[Collected data]
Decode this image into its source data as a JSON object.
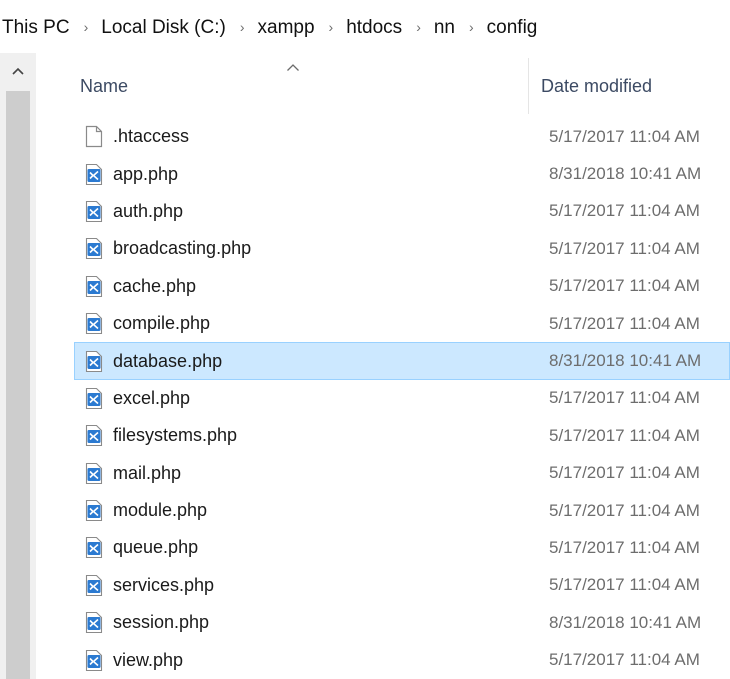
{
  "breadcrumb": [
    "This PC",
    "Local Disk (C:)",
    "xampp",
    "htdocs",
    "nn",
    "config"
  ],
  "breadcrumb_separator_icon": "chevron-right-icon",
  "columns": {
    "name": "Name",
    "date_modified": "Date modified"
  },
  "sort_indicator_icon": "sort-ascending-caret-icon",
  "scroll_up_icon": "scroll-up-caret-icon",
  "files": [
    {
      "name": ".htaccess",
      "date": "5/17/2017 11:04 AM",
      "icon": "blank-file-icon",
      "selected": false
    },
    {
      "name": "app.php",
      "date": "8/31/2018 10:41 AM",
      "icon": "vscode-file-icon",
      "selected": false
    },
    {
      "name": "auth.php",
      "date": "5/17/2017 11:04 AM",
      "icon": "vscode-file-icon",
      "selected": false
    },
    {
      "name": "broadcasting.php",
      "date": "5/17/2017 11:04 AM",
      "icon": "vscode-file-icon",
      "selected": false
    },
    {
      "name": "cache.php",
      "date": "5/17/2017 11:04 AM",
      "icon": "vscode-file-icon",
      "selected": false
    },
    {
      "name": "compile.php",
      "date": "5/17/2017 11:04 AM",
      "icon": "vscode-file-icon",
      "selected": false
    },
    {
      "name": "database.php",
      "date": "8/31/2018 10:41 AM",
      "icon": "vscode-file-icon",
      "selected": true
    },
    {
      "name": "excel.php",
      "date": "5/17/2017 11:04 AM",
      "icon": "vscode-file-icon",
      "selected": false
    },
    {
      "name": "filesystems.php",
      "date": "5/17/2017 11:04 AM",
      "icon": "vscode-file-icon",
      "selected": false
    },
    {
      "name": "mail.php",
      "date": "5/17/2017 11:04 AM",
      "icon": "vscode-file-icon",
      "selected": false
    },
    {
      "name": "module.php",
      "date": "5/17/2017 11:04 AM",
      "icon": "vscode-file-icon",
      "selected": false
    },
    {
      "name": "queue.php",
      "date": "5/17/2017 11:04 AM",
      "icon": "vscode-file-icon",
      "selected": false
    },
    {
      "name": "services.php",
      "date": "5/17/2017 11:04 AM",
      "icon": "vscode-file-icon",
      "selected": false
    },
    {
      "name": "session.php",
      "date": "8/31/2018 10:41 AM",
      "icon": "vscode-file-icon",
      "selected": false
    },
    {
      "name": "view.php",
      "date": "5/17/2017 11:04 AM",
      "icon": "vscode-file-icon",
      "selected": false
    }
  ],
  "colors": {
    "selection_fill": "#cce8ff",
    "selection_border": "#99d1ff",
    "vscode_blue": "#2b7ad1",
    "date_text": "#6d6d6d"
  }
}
--
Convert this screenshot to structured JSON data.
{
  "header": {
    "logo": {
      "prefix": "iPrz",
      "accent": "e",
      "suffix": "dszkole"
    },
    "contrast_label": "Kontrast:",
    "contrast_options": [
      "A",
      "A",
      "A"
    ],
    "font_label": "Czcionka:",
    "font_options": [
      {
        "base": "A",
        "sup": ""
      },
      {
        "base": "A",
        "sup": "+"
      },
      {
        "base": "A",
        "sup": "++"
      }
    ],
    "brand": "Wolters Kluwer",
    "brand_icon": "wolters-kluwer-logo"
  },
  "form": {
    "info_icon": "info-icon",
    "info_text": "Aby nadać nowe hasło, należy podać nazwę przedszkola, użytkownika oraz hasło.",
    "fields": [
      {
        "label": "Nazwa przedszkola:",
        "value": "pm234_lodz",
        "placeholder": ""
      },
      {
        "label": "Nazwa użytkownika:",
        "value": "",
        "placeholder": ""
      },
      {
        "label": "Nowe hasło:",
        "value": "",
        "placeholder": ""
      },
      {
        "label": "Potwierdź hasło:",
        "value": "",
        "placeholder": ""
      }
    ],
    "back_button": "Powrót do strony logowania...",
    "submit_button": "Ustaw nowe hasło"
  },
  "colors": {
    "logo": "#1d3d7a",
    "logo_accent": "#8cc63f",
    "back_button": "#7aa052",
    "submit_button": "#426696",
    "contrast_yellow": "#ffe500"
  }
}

→ **REQUEST**: Search the lines above for the string "przedszkola" and copy each line that has it.

→ **TASK OUTPUT**:
    "info_text": "Aby nadać nowe hasło, należy podać nazwę przedszkola, użytkownika oraz hasło.",
        "label": "Nazwa przedszkola:",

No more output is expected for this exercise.